PROBLEM: Transcribe every entry below word for word, but skip the pictures.

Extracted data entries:
================================
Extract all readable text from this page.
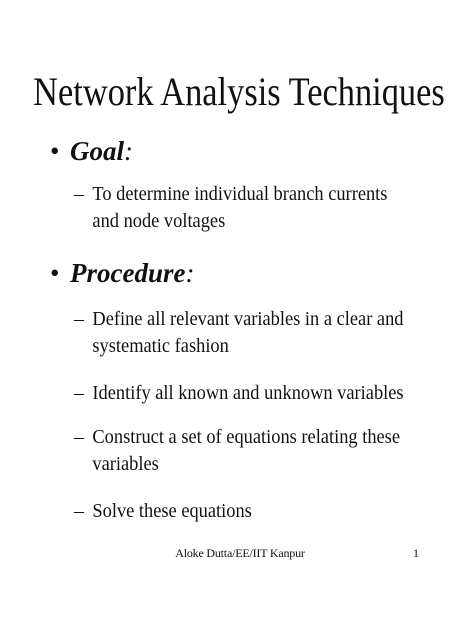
Network Analysis Techniques
• Goal:
– To determine individual branch currents and node voltages
• Procedure:
– Define all relevant variables in a clear and systematic fashion
– Identify all known and unknown variables
– Construct a set of equations relating these variables
– Solve these equations
Aloke Dutta/EE/IIT Kanpur	1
================================
OUTPUT BELOW:
Extract all readable text from this page.
Network Analysis Techniques
• Goal:
– To determine individual branch currents and node voltages
• Procedure:
– Define all relevant variables in a clear and systematic fashion
– Identify all known and unknown variables
– Construct a set of equations relating these variables
– Solve these equations
Aloke Dutta/EE/IIT Kanpur	1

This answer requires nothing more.